**Task requirements**
Copy out all the lines exactly. Omit pictures.

— Start Material —

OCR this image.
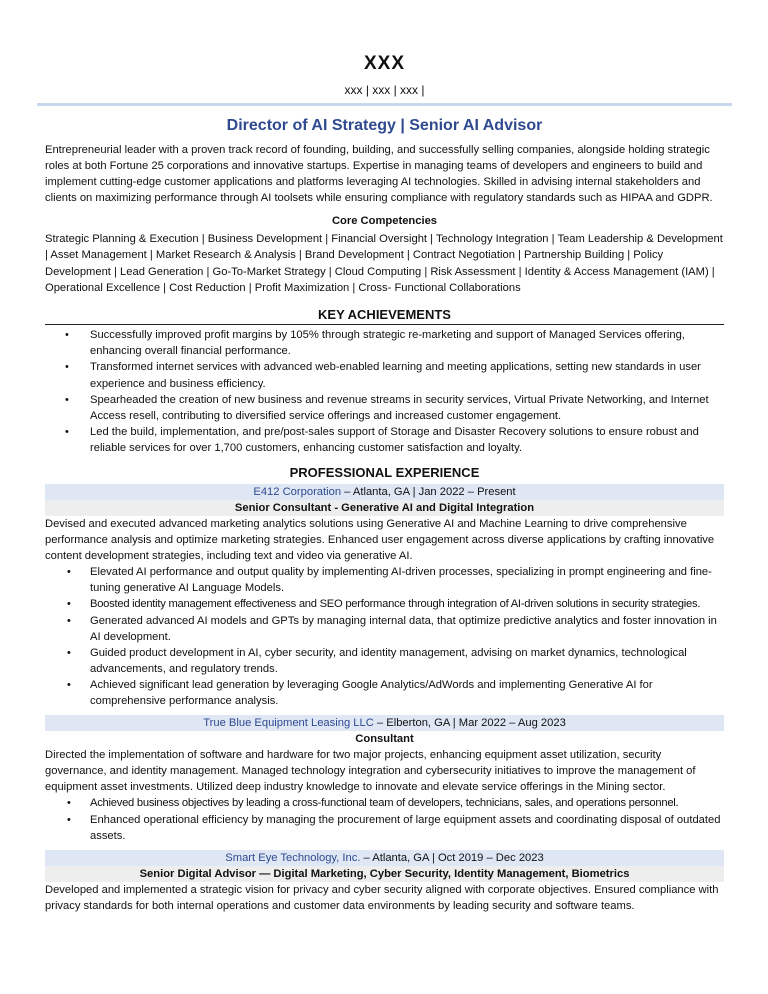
XXX
xxx | xxx | xxx |
Director of AI Strategy | Senior AI Advisor

Entrepreneurial leader with a proven track record of founding, building, and successfully selling companies, alongside holding strategic roles at both Fortune 25 corporations and innovative startups. Expertise in managing teams of developers and engineers to build and implement cutting-edge customer applications and platforms leveraging AI technologies. Skilled in advising internal stakeholders and clients on maximizing performance through AI toolsets while ensuring compliance with regulatory standards such as HIPAA and GDPR.

Core Competencies

Strategic Planning & Execution | Business Development | Financial Oversight | Technology Integration | Team Leadership & Development | Asset Management | Market Research & Analysis | Brand Development | Contract Negotiation | Partnership Building | Policy Development | Lead Generation | Go-To-Market Strategy | Cloud Computing | Risk Assessment | Identity & Access Management (IAM) | Operational Excellence | Cost Reduction | Profit Maximization | Cross- Functional Collaborations

KEY ACHIEVEMENTS
• Successfully improved profit margins by 105% through strategic re-marketing and support of Managed Services offering, enhancing overall financial performance.
• Transformed internet services with advanced web-enabled learning and meeting applications, setting new standards in user experience and business efficiency.
• Spearheaded the creation of new business and revenue streams in security services, Virtual Private Networking, and Internet Access resell, contributing to diversified service offerings and increased customer engagement.
• Led the build, implementation, and pre/post-sales support of Storage and Disaster Recovery solutions to ensure robust and reliable services for over 1,700 customers, enhancing customer satisfaction and loyalty.
PROFESSIONAL EXPERIENCE
E412 Corporation – Atlanta, GA | Jan 2022 – Present
Senior Consultant - Generative AI and Digital Integration

Devised and executed advanced marketing analytics solutions using Generative AI and Machine Learning to drive comprehensive performance analysis and optimize marketing strategies. Enhanced user engagement across diverse applications by crafting innovative content development strategies, including text and video via generative AI.

• Elevated AI performance and output quality by implementing AI-driven processes, specializing in prompt engineering and fine-tuning generative AI Language Models.
• Boosted identity management effectiveness and SEO performance through integration of AI-driven solutions in security strategies.
• Generated advanced AI models and GPTs by managing internal data, that optimize predictive analytics and foster innovation in AI development.
• Guided product development in AI, cyber security, and identity management, advising on market dynamics, technological advancements, and regulatory trends.
• Achieved significant lead generation by leveraging Google Analytics/AdWords and implementing Generative AI for comprehensive performance analysis.
True Blue Equipment Leasing LLC – Elberton, GA | Mar 2022 – Aug 2023
Consultant

Directed the implementation of software and hardware for two major projects, enhancing equipment asset utilization, security governance, and identity management. Managed technology integration and cybersecurity initiatives to improve the management of equipment asset investments. Utilized deep industry knowledge to innovate and elevate service offerings in the Mining sector.

• Achieved business objectives by leading a cross-functional team of developers, technicians, sales, and operations personnel.
• Enhanced operational efficiency by managing the procurement of large equipment assets and coordinating disposal of outdated assets.
Smart Eye Technology, Inc. – Atlanta, GA | Oct 2019 – Dec 2023
Senior Digital Advisor — Digital Marketing, Cyber Security, Identity Management, Biometrics

Developed and implemented a strategic vision for privacy and cyber security aligned with corporate objectives. Ensured compliance with privacy standards for both internal operations and customer data environments by leading security and software teams.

— End Material —

**Expected output**
OCR this image.
XXX
xxx | xxx | xxx |
Director of AI Strategy | Senior AI Advisor

Entrepreneurial leader with a proven track record of founding, building, and successfully selling companies, alongside holding strategic roles at both Fortune 25 corporations and innovative startups. Expertise in managing teams of developers and engineers to build and implement cutting-edge customer applications and platforms leveraging AI technologies. Skilled in advising internal stakeholders and clients on maximizing performance through AI toolsets while ensuring compliance with regulatory standards such as HIPAA and GDPR.

Core Competencies

Strategic Planning & Execution | Business Development | Financial Oversight | Technology Integration | Team Leadership & Development | Asset Management | Market Research & Analysis | Brand Development | Contract Negotiation | Partnership Building | Policy Development | Lead Generation | Go-To-Market Strategy | Cloud Computing | Risk Assessment | Identity & Access Management (IAM) | Operational Excellence | Cost Reduction | Profit Maximization | Cross- Functional Collaborations

KEY ACHIEVEMENTS
• Successfully improved profit margins by 105% through strategic re-marketing and support of Managed Services offering, enhancing overall financial performance.
• Transformed internet services with advanced web-enabled learning and meeting applications, setting new standards in user experience and business efficiency.
• Spearheaded the creation of new business and revenue streams in security services, Virtual Private Networking, and Internet Access resell, contributing to diversified service offerings and increased customer engagement.
• Led the build, implementation, and pre/post-sales support of Storage and Disaster Recovery solutions to ensure robust and reliable services for over 1,700 customers, enhancing customer satisfaction and loyalty.
PROFESSIONAL EXPERIENCE
E412 Corporation – Atlanta, GA | Jan 2022 – Present
Senior Consultant - Generative AI and Digital Integration

Devised and executed advanced marketing analytics solutions using Generative AI and Machine Learning to drive comprehensive performance analysis and optimize marketing strategies. Enhanced user engagement across diverse applications by crafting innovative content development strategies, including text and video via generative AI.

• Elevated AI performance and output quality by implementing AI-driven processes, specializing in prompt engineering and fine-tuning generative AI Language Models.
• Boosted identity management effectiveness and SEO performance through integration of AI-driven solutions in security strategies.
• Generated advanced AI models and GPTs by managing internal data, that optimize predictive analytics and foster innovation in AI development.
• Guided product development in AI, cyber security, and identity management, advising on market dynamics, technological advancements, and regulatory trends.
• Achieved significant lead generation by leveraging Google Analytics/AdWords and implementing Generative AI for comprehensive performance analysis.
True Blue Equipment Leasing LLC – Elberton, GA | Mar 2022 – Aug 2023
Consultant

Directed the implementation of software and hardware for two major projects, enhancing equipment asset utilization, security governance, and identity management. Managed technology integration and cybersecurity initiatives to improve the management of equipment asset investments. Utilized deep industry knowledge to innovate and elevate service offerings in the Mining sector.

• Achieved business objectives by leading a cross-functional team of developers, technicians, sales, and operations personnel.
• Enhanced operational efficiency by managing the procurement of large equipment assets and coordinating disposal of outdated assets.
Smart Eye Technology, Inc. – Atlanta, GA | Oct 2019 – Dec 2023
Senior Digital Advisor — Digital Marketing, Cyber Security, Identity Management, Biometrics

Developed and implemented a strategic vision for privacy and cyber security aligned with corporate objectives. Ensured compliance with privacy standards for both internal operations and customer data environments by leading security and software teams.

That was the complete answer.